BRIEF >>
Of the lines in the listing below, how many hold "camera"? Answer with the number only.

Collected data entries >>
■ ■ ■ ■ ■ ■ ■
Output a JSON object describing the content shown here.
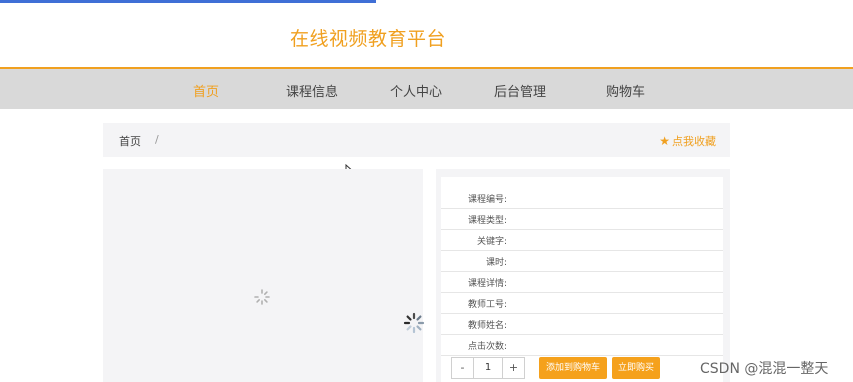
{
  "site_title": "在线视频教育平台",
  "nav": {
    "items": [
      {
        "label": "首页",
        "active": true
      },
      {
        "label": "课程信息",
        "active": false
      },
      {
        "label": "个人中心",
        "active": false
      },
      {
        "label": "后台管理",
        "active": false
      },
      {
        "label": "购物车",
        "active": false
      }
    ]
  },
  "breadcrumb": {
    "home": "首页",
    "separator": "/",
    "favorite": "点我收藏"
  },
  "details": {
    "fields": [
      {
        "label": "课程编号:"
      },
      {
        "label": "课程类型:"
      },
      {
        "label": "关键字:"
      },
      {
        "label": "课时:"
      },
      {
        "label": "课程详情:"
      },
      {
        "label": "教师工号:"
      },
      {
        "label": "教师姓名:"
      },
      {
        "label": "点击次数:"
      }
    ]
  },
  "actions": {
    "minus": "-",
    "quantity": "1",
    "plus": "+",
    "add_to_cart": "添加到购物车",
    "buy_now": "立即购买"
  },
  "watermark": "CSDN @混混一整天",
  "colors": {
    "accent": "#f0a020",
    "nav_bg": "#d9d9d9",
    "panel_bg": "#f4f4f6",
    "top_strip": "#3f6fd6"
  }
}
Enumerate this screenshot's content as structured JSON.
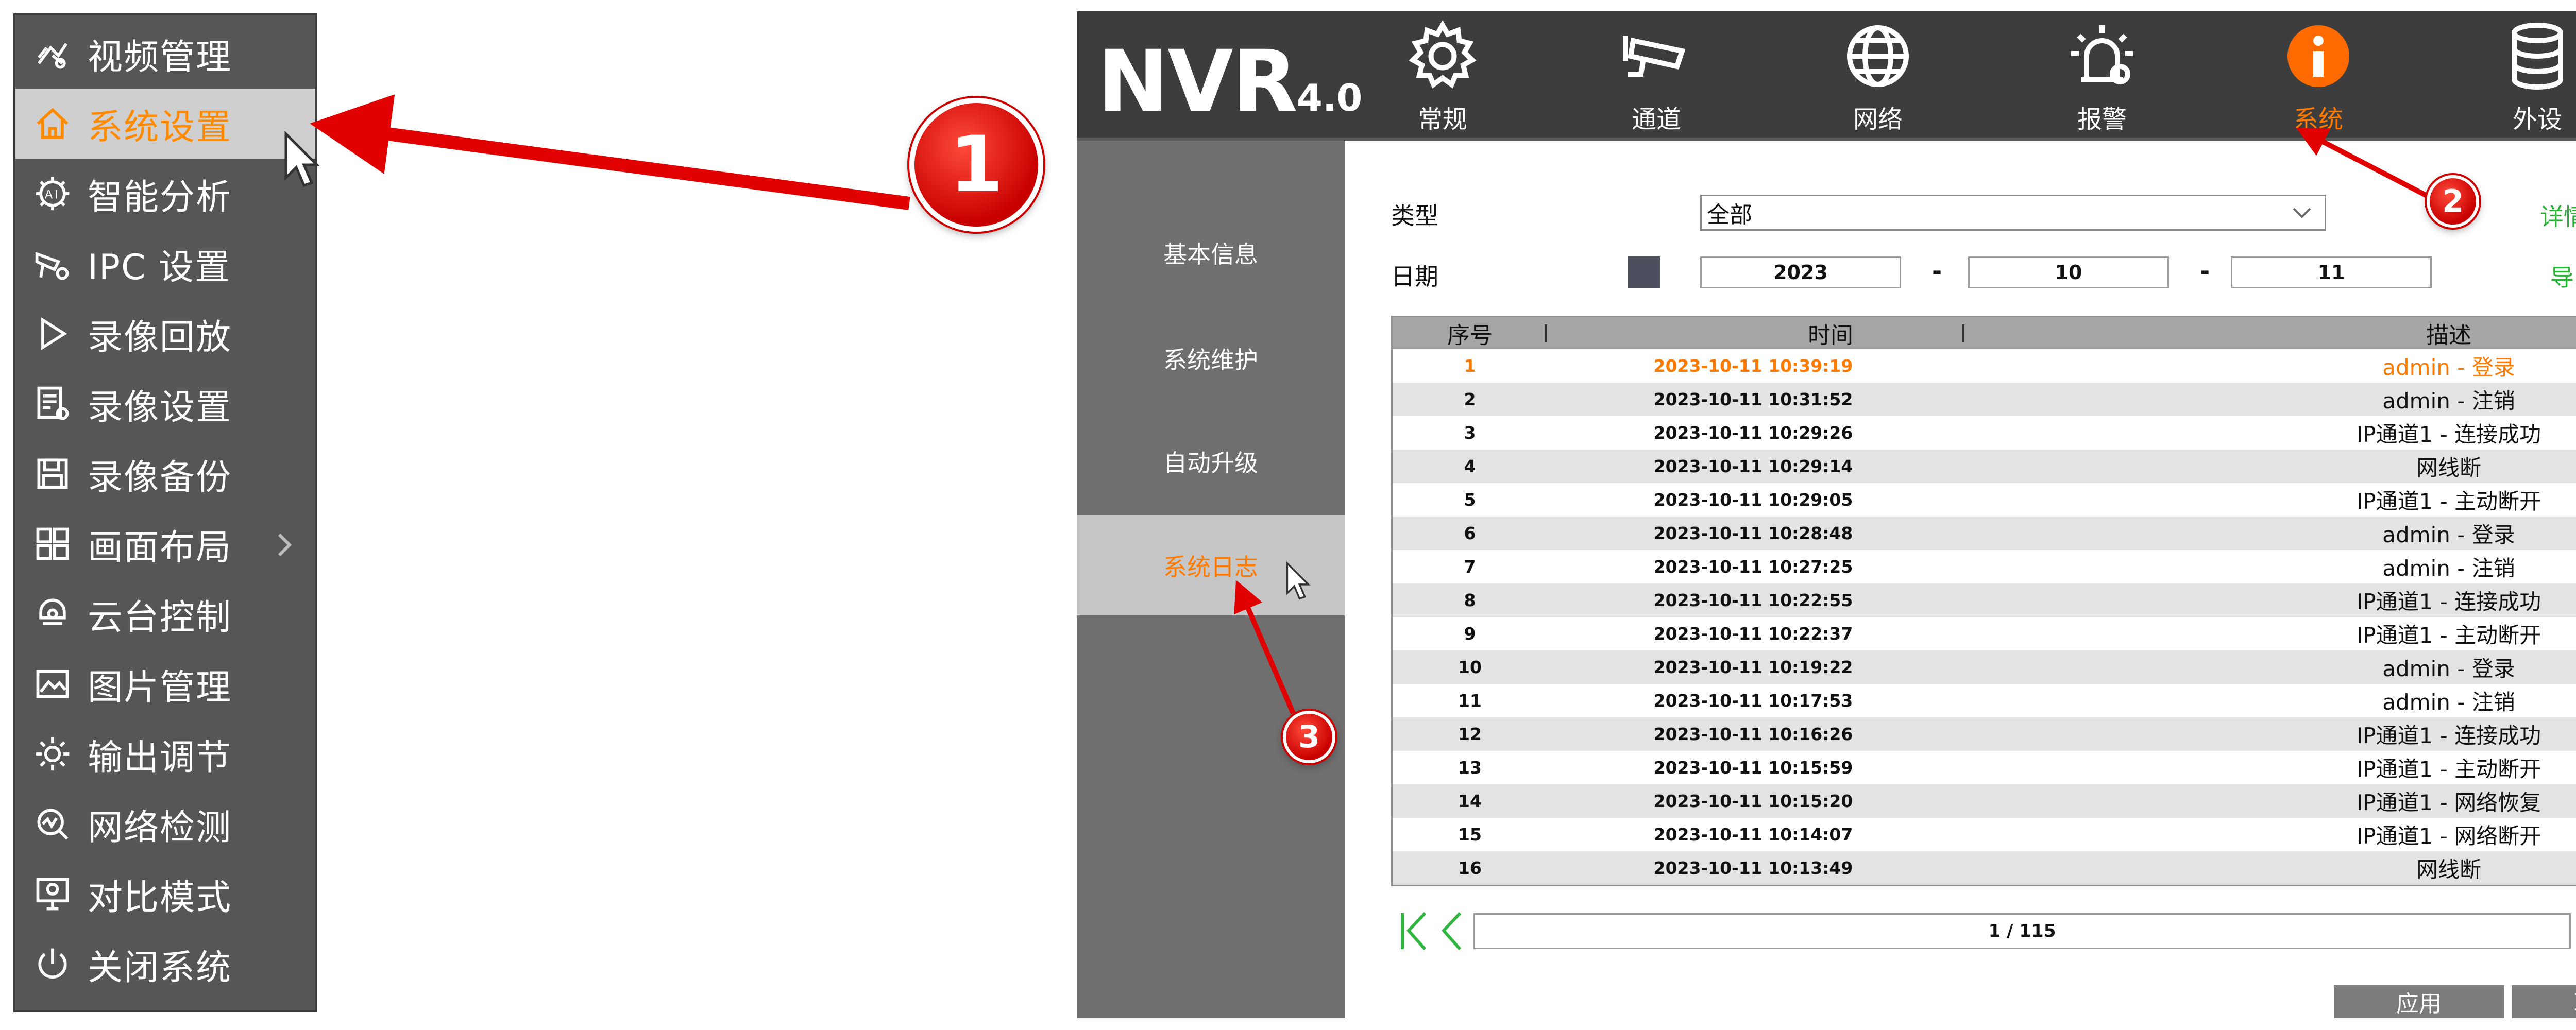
{
  "context_menu": {
    "items": [
      {
        "label": "视频管理",
        "icon": "video-management-icon"
      },
      {
        "label": "系统设置",
        "icon": "home-icon",
        "active": true
      },
      {
        "label": "智能分析",
        "icon": "ai-gear-icon"
      },
      {
        "label": "IPC 设置",
        "icon": "camera-gear-icon"
      },
      {
        "label": "录像回放",
        "icon": "play-icon"
      },
      {
        "label": "录像设置",
        "icon": "record-settings-icon"
      },
      {
        "label": "录像备份",
        "icon": "save-disk-icon"
      },
      {
        "label": "画面布局",
        "icon": "grid-layout-icon",
        "submenu": true
      },
      {
        "label": "云台控制",
        "icon": "ptz-camera-icon"
      },
      {
        "label": "图片管理",
        "icon": "picture-icon"
      },
      {
        "label": "输出调节",
        "icon": "brightness-icon"
      },
      {
        "label": "网络检测",
        "icon": "network-check-icon"
      },
      {
        "label": "对比模式",
        "icon": "monitor-compare-icon"
      },
      {
        "label": "关闭系统",
        "icon": "power-icon"
      }
    ]
  },
  "annotations": {
    "badge1": "1",
    "badge2": "2",
    "badge3": "3"
  },
  "nvr": {
    "logo": "NVR",
    "logo_version": "4.0",
    "tabs": [
      {
        "label": "常规",
        "icon": "gear-icon"
      },
      {
        "label": "通道",
        "icon": "cctv-camera-icon"
      },
      {
        "label": "网络",
        "icon": "globe-icon"
      },
      {
        "label": "报警",
        "icon": "alarm-light-icon"
      },
      {
        "label": "系统",
        "icon": "info-icon",
        "active": true
      },
      {
        "label": "外设",
        "icon": "database-icon"
      }
    ],
    "sidebar": [
      {
        "label": "基本信息"
      },
      {
        "label": "系统维护"
      },
      {
        "label": "自动升级"
      },
      {
        "label": "系统日志",
        "active": true
      }
    ],
    "filters": {
      "type_label": "类型",
      "type_value": "全部",
      "date_label": "日期",
      "year": "2023",
      "month": "10",
      "day": "11",
      "sep1": "-",
      "sep2": "-",
      "details_link": "详情",
      "export_link": "导出"
    },
    "table": {
      "headers": {
        "id": "序号",
        "time": "时间",
        "desc": "描述"
      },
      "rows": [
        {
          "id": "1",
          "time": "2023-10-11 10:39:19",
          "desc": "admin - 登录"
        },
        {
          "id": "2",
          "time": "2023-10-11 10:31:52",
          "desc": "admin - 注销"
        },
        {
          "id": "3",
          "time": "2023-10-11 10:29:26",
          "desc": "IP通道1 - 连接成功"
        },
        {
          "id": "4",
          "time": "2023-10-11 10:29:14",
          "desc": "网线断"
        },
        {
          "id": "5",
          "time": "2023-10-11 10:29:05",
          "desc": "IP通道1 - 主动断开"
        },
        {
          "id": "6",
          "time": "2023-10-11 10:28:48",
          "desc": "admin - 登录"
        },
        {
          "id": "7",
          "time": "2023-10-11 10:27:25",
          "desc": "admin - 注销"
        },
        {
          "id": "8",
          "time": "2023-10-11 10:22:55",
          "desc": "IP通道1 - 连接成功"
        },
        {
          "id": "9",
          "time": "2023-10-11 10:22:37",
          "desc": "IP通道1 - 主动断开"
        },
        {
          "id": "10",
          "time": "2023-10-11 10:19:22",
          "desc": "admin - 登录"
        },
        {
          "id": "11",
          "time": "2023-10-11 10:17:53",
          "desc": "admin - 注销"
        },
        {
          "id": "12",
          "time": "2023-10-11 10:16:26",
          "desc": "IP通道1 - 连接成功"
        },
        {
          "id": "13",
          "time": "2023-10-11 10:15:59",
          "desc": "IP通道1 - 主动断开"
        },
        {
          "id": "14",
          "time": "2023-10-11 10:15:20",
          "desc": "IP通道1 - 网络恢复"
        },
        {
          "id": "15",
          "time": "2023-10-11 10:14:07",
          "desc": "IP通道1 - 网络断开"
        },
        {
          "id": "16",
          "time": "2023-10-11 10:13:49",
          "desc": "网线断"
        }
      ]
    },
    "pager": {
      "indicator": "1 / 115"
    },
    "buttons": {
      "apply": "应用",
      "cancel": "取消"
    }
  },
  "colors": {
    "accent_orange": "#ff7a00",
    "link_green": "#27b334",
    "annotation_red": "#e00000",
    "header_bg": "#3d3d3d"
  }
}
■ ■ ■ ■ ■ ■ ■
FULL ANSWER >>
3